(Items from a data source)
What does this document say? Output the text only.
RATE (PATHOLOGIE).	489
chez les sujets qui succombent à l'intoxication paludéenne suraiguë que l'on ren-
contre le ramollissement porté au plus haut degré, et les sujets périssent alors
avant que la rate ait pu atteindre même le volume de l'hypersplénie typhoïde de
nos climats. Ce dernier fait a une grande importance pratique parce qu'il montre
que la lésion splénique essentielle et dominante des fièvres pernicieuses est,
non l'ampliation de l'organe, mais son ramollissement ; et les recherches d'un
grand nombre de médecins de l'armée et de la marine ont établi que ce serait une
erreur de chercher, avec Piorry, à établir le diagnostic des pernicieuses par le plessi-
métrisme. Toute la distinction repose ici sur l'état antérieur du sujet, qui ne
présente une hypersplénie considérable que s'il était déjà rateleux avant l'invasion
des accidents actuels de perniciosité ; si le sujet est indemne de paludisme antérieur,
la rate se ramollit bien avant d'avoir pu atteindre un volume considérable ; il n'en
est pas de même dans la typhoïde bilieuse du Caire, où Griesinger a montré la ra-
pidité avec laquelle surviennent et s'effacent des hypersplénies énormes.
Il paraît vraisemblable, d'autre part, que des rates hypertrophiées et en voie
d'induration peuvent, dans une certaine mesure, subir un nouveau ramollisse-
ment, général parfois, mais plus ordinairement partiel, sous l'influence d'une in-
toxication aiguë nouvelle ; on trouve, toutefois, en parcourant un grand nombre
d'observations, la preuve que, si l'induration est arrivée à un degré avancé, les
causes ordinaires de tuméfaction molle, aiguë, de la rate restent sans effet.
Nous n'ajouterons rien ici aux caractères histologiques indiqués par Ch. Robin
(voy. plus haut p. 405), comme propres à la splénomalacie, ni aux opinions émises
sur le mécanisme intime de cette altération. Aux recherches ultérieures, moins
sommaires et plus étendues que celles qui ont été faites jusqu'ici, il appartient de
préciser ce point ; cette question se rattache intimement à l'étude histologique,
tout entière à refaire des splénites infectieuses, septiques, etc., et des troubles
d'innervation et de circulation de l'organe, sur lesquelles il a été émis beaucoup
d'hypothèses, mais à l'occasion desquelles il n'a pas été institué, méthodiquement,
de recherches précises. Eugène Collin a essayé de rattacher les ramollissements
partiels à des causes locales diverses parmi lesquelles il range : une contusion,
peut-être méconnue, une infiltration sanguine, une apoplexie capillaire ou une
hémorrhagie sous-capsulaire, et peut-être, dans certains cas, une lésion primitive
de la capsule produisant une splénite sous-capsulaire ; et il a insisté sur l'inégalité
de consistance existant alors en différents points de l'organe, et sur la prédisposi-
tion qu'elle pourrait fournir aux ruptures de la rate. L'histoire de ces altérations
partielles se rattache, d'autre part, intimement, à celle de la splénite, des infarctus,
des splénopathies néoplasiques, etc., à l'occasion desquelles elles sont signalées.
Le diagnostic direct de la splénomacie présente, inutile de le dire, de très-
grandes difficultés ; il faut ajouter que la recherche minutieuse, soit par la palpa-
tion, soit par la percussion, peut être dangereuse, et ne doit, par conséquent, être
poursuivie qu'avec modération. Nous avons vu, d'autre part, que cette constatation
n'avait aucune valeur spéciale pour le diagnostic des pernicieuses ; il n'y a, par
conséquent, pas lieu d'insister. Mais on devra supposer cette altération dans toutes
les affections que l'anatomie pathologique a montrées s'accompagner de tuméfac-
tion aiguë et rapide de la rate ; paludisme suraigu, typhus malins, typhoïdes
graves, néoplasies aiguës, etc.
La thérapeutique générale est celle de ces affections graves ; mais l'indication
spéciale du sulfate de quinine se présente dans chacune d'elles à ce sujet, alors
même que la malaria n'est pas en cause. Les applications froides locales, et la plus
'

— WHAT TO PRODUCE —
Work out how many lines of the listing above include "être". Answer with the number and nothing more.

— RESULT OF THE TASK —
3